(The problem) Your reply should be one number: the count of lines holding the word "this".

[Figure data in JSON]
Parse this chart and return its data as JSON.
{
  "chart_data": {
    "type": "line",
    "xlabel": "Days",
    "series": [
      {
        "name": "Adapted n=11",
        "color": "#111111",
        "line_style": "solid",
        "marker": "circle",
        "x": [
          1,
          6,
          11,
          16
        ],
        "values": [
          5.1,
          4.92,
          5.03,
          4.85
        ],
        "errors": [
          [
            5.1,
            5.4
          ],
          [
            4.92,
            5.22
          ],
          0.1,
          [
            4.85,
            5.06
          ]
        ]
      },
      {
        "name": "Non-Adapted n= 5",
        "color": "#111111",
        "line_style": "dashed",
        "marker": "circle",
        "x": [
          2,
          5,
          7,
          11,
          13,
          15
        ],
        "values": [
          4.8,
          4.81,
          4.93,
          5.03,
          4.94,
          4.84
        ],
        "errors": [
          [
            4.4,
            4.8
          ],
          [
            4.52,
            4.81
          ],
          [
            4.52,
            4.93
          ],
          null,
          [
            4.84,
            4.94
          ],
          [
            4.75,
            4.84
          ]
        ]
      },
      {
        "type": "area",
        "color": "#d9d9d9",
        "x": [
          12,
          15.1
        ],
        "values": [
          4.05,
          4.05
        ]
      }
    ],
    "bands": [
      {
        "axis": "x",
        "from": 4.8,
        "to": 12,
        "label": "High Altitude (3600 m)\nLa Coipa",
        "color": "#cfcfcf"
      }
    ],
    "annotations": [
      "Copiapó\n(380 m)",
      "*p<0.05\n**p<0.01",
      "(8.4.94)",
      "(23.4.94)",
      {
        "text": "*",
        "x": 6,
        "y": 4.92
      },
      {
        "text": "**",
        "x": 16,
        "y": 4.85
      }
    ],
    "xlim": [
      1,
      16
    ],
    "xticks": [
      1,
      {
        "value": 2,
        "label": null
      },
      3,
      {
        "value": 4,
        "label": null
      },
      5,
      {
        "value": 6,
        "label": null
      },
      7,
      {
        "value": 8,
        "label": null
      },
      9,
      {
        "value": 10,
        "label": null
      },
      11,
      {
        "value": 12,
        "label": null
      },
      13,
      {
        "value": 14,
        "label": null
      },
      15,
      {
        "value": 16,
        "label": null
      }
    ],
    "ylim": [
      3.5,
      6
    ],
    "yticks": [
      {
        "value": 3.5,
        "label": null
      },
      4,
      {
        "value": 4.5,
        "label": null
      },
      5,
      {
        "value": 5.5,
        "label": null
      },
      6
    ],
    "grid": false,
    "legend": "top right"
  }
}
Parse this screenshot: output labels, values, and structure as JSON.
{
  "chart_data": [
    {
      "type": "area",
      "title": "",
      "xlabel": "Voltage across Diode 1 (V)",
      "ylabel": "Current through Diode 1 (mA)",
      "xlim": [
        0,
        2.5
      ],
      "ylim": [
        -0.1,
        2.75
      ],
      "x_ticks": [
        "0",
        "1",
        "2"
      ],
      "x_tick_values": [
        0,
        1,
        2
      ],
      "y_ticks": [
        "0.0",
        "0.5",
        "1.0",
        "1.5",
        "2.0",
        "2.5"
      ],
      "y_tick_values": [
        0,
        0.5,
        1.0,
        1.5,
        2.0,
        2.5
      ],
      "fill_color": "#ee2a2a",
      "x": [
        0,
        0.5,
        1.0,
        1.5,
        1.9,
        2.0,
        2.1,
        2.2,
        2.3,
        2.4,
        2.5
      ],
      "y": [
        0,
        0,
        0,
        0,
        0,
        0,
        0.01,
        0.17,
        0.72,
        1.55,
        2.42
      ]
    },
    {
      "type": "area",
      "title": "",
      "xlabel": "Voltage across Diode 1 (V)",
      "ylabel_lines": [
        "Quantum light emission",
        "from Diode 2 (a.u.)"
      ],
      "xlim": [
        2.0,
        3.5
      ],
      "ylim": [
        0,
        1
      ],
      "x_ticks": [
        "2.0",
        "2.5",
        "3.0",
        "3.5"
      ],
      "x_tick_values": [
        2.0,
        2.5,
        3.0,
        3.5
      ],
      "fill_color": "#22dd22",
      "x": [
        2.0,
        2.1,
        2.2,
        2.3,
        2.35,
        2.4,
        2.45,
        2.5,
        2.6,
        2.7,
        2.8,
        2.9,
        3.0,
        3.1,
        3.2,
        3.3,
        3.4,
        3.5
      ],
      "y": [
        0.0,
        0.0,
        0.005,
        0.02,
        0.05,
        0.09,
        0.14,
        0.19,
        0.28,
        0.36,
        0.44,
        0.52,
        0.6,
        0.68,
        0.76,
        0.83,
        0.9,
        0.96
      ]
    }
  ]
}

(Task output) 2